**Brief:**
Do these three statements agree with the No Way Home review? For each, answer yes or no and quote the deciding words from the review.
1. The Facebook friend's post appeared before the writer had seen the movie.
2. According to the writer, Marvel usually makes more than three movies focusing on one character.
3. The writer singles out Willem Dafoe's acting.

Like I said, a real bummer. And I haven’t even spoiled the real bummer.

One of my Facebook friends posted (before I’d seen the movie): “I did really enjoy Spiderman: No Way Home. I highly recommend it. However, there is a takeaway to the story that needs consideration. ‘The most heroic thing you can do is cut yourself off from friends, family, and all social contacts. Give up love. You will only hurt those you love. Give up rage. Rage will only make you a monster. Give up pursuing personal joy, comfort, or basic needs. Give up anything outside of a single minded focus on your mission. The mission is everything.’ That is a classic view of masculinity. And it is toxic as hell.”

I don’t know if this story was a specific example of toxic masculinity, but I see the point. The thing is, this film kind of flies in the face of what came before, where half the fun of these movies was in Tom Holland’s interactions with the supporting cast, and the generally light-hearted tone. Not unlike CW’s The Flash TV series, the central character in No Way Home works better as a member of a team with a network of friends, and the conclusion took all that away from him. Theoretically, they could address all this in the next movie, but Marvel doesn’t usually do more than three movies focusing on one character (and Sony’s track record with Spidey hasn’t been the greatest).


But in regard to that last point, No Way Home is good at least in that it creates a sort of redemption for the last two Spider-Man actors, who in the movies might have been obliged to kill their enemies but still did kill them. Not only is the fan-service premise perfectly executed, but the acting is at the least very good, especially from Willem Dafoe, who at this point is so creepy and reptilian that he can play the Green Goblin without a mask.

**Stored data:**
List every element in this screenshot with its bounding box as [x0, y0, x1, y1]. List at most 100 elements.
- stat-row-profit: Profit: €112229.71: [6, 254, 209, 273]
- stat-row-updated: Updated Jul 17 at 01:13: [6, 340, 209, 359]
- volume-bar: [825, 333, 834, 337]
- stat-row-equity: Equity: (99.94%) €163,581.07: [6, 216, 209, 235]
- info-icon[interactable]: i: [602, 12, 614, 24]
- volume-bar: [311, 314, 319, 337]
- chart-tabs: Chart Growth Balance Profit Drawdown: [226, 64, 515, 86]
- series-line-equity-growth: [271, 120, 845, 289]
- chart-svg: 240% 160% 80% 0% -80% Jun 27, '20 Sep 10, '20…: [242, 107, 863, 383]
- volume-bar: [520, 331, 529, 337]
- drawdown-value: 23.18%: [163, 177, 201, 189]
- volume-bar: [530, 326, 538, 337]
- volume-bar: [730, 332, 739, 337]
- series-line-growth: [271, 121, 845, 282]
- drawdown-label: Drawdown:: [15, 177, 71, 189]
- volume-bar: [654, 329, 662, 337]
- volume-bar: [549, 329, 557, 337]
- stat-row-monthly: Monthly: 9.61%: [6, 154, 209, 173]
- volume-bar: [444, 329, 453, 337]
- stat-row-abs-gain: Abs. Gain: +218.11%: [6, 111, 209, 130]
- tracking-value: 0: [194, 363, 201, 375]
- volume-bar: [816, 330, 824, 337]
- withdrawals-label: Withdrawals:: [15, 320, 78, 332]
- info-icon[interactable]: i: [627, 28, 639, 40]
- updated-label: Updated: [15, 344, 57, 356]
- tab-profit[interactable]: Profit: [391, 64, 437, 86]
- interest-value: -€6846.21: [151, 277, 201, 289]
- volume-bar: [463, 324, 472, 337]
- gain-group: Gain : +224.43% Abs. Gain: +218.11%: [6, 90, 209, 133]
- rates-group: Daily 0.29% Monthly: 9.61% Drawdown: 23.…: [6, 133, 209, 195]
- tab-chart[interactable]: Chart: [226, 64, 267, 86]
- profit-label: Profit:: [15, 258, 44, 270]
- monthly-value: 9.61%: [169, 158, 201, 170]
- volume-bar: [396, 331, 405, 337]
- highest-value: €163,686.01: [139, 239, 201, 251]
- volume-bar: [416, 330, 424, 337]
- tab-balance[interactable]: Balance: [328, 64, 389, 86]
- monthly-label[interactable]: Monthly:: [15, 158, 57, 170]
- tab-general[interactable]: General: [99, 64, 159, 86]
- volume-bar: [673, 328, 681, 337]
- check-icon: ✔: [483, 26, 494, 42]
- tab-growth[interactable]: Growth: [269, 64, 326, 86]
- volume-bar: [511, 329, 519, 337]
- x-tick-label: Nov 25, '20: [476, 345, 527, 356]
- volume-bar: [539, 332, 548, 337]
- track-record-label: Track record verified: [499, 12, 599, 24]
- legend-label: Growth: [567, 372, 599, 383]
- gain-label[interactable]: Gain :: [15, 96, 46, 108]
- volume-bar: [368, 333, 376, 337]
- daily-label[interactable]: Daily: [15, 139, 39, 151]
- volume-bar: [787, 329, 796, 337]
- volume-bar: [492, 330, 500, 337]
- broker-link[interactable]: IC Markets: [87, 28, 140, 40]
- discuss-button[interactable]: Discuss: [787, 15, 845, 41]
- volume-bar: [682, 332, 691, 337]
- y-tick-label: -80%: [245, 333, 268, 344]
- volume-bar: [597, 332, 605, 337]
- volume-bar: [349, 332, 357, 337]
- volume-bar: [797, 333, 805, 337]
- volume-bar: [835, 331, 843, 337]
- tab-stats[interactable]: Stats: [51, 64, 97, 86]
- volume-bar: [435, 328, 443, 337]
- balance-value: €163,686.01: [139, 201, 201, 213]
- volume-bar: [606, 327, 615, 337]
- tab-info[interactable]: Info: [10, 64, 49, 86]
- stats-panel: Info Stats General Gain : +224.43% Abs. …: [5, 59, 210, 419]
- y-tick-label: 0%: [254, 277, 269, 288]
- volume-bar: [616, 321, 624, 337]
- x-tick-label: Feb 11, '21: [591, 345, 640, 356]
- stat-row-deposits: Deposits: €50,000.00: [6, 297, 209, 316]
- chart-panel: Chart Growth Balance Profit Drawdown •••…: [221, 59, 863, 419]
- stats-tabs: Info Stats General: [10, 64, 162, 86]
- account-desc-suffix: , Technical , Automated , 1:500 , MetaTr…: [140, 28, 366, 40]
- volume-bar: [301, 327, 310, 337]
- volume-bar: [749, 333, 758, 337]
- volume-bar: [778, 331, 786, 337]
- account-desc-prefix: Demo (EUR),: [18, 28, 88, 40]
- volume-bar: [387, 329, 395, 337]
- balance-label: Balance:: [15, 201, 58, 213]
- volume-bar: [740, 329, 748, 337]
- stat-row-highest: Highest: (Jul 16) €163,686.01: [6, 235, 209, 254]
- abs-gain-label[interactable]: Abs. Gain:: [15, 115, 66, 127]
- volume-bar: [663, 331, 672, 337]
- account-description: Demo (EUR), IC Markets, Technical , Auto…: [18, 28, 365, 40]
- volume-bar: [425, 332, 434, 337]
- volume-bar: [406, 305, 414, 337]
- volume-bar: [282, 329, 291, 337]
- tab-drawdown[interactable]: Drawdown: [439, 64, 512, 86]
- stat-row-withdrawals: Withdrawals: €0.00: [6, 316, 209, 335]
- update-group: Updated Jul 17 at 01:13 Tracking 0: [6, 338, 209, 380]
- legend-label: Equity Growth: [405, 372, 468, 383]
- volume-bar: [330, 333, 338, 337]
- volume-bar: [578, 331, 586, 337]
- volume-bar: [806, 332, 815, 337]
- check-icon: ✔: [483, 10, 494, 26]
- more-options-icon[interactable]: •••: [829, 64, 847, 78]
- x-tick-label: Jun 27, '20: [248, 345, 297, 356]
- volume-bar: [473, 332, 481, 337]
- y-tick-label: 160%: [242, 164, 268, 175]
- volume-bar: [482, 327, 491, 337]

**Written answer:**
1. Yes: "One of my Facebook friends posted (before I’d seen the movie)"
2. No: "Marvel doesn’t usually do more than three movies focusing on one character"
3. Yes: "the acting is at the least very good, especially from Willem Dafoe"